=== WORKING DATA ===

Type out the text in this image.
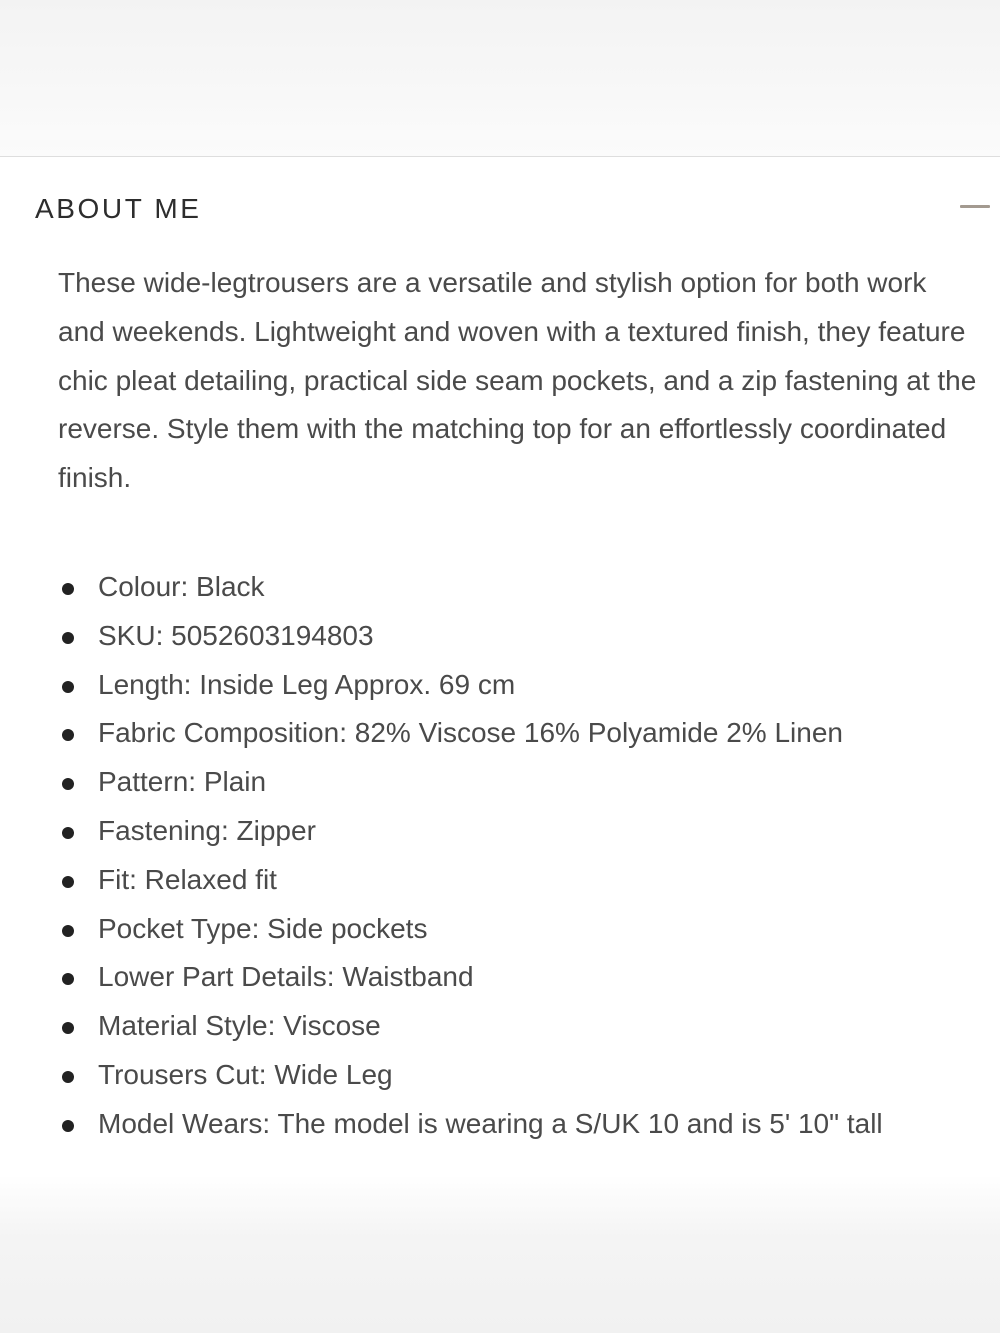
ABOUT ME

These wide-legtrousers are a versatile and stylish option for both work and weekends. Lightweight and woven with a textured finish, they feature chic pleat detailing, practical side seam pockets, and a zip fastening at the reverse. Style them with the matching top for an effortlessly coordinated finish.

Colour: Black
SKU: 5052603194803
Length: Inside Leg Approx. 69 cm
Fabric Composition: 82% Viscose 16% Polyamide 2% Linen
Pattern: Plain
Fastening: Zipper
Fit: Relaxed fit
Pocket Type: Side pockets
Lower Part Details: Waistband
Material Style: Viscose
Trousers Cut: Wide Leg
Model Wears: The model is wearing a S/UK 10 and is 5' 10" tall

===

■ WORK TO DO: Repeat each entry exactly as it appears; skip any picture.

■ EXERCISE OUTPUT:
Type out the text in this image.
ABOUT ME

These wide-legtrousers are a versatile and stylish option for both work and weekends. Lightweight and woven with a textured finish, they feature chic pleat detailing, practical side seam pockets, and a zip fastening at the reverse. Style them with the matching top for an effortlessly coordinated finish.

Colour: Black
SKU: 5052603194803
Length: Inside Leg Approx. 69 cm
Fabric Composition: 82% Viscose 16% Polyamide 2% Linen
Pattern: Plain
Fastening: Zipper
Fit: Relaxed fit
Pocket Type: Side pockets
Lower Part Details: Waistband
Material Style: Viscose
Trousers Cut: Wide Leg
Model Wears: The model is wearing a S/UK 10 and is 5' 10" tall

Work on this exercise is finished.